*WHAT TO DO*
Look below. Copy each line that has "перфорирования" in it.

(Recorded data)
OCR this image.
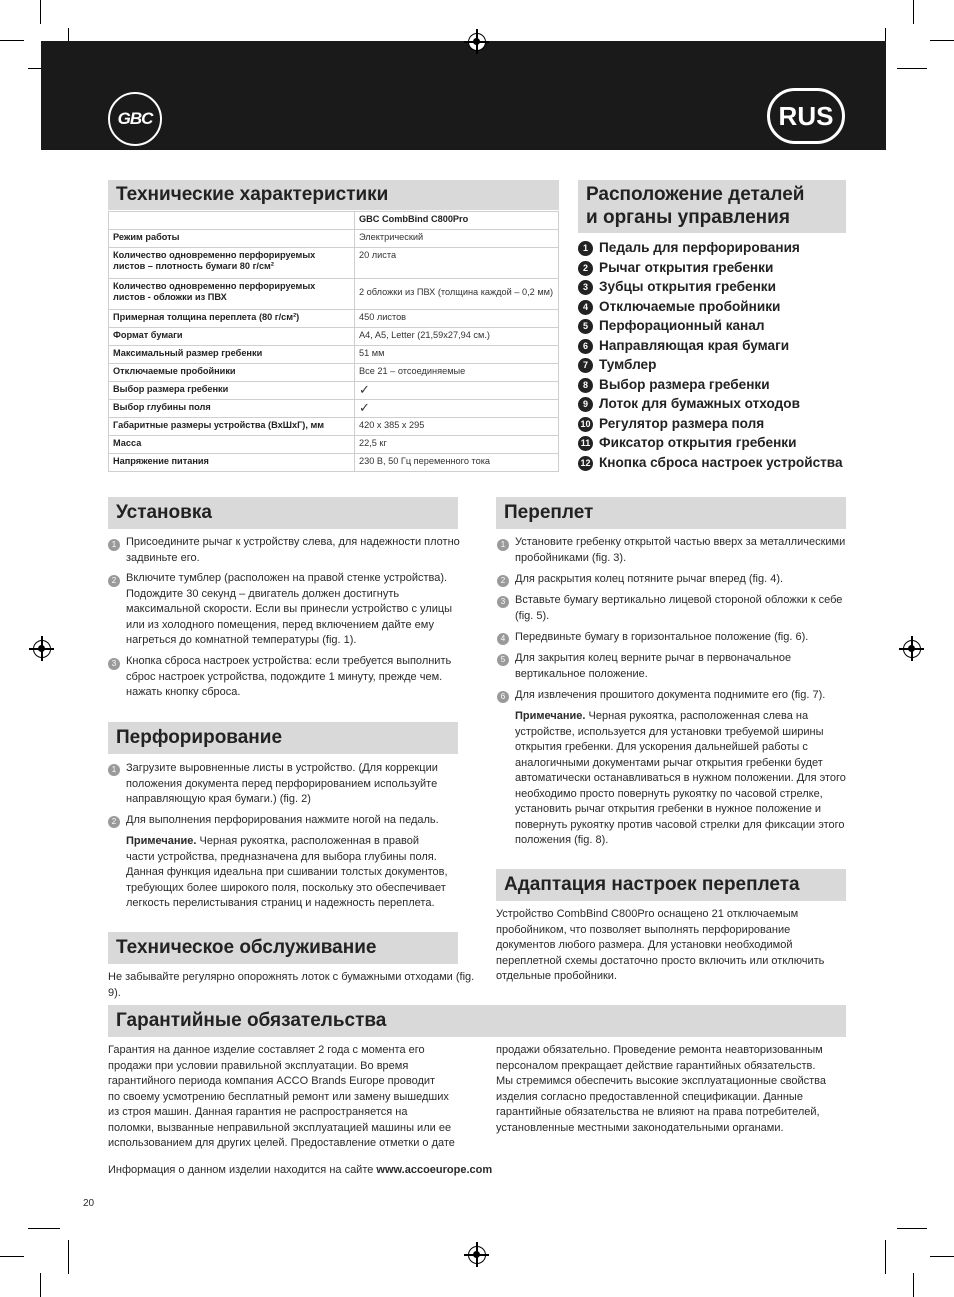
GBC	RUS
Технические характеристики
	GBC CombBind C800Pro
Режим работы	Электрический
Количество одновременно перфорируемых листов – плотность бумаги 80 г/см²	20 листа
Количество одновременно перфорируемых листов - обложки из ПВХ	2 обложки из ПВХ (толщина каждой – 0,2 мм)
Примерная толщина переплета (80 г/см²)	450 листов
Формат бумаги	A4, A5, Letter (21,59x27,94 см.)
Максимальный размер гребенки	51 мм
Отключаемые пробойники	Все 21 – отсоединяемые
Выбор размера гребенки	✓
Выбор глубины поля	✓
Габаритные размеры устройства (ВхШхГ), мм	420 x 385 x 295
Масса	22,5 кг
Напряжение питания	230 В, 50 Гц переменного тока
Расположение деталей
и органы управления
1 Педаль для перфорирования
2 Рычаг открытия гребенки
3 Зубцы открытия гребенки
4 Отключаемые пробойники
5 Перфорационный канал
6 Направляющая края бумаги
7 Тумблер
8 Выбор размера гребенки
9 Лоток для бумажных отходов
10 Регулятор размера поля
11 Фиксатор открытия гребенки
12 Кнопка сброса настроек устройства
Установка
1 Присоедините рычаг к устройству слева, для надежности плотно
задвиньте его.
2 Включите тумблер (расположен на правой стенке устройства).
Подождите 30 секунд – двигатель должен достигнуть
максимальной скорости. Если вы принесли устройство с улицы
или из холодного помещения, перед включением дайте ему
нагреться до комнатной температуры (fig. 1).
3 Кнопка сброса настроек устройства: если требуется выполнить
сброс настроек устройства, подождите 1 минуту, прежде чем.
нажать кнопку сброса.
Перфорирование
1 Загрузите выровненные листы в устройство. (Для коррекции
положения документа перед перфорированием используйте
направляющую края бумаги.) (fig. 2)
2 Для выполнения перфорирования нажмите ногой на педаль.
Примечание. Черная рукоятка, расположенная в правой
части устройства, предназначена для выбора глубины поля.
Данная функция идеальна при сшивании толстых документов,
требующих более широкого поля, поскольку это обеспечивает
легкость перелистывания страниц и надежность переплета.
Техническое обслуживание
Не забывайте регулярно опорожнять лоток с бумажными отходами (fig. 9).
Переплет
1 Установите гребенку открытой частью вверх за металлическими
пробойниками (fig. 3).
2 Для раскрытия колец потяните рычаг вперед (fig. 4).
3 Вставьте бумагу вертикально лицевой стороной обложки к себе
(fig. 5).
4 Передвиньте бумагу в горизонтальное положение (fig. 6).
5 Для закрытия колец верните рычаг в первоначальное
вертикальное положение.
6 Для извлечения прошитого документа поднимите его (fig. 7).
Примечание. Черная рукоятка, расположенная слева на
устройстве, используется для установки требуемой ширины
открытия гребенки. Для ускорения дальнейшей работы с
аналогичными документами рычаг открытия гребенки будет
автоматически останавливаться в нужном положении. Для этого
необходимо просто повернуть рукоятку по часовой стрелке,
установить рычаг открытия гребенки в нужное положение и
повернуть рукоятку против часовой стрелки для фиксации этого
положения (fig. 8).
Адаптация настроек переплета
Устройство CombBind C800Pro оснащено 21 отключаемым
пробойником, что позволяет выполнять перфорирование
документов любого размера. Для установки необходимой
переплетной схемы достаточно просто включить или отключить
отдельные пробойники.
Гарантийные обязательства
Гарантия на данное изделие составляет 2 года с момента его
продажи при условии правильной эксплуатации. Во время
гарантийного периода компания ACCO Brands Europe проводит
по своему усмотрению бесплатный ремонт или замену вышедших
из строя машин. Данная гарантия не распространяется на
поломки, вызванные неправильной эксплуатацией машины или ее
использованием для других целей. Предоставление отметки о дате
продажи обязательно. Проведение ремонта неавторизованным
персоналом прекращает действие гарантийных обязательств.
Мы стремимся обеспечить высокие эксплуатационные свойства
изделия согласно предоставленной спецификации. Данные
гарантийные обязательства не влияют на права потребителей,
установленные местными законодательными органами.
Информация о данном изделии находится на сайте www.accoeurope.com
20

*THE RESPONSE*
1 Педаль для перфорирования
2 Для выполнения перфорирования нажмите ногой на педаль.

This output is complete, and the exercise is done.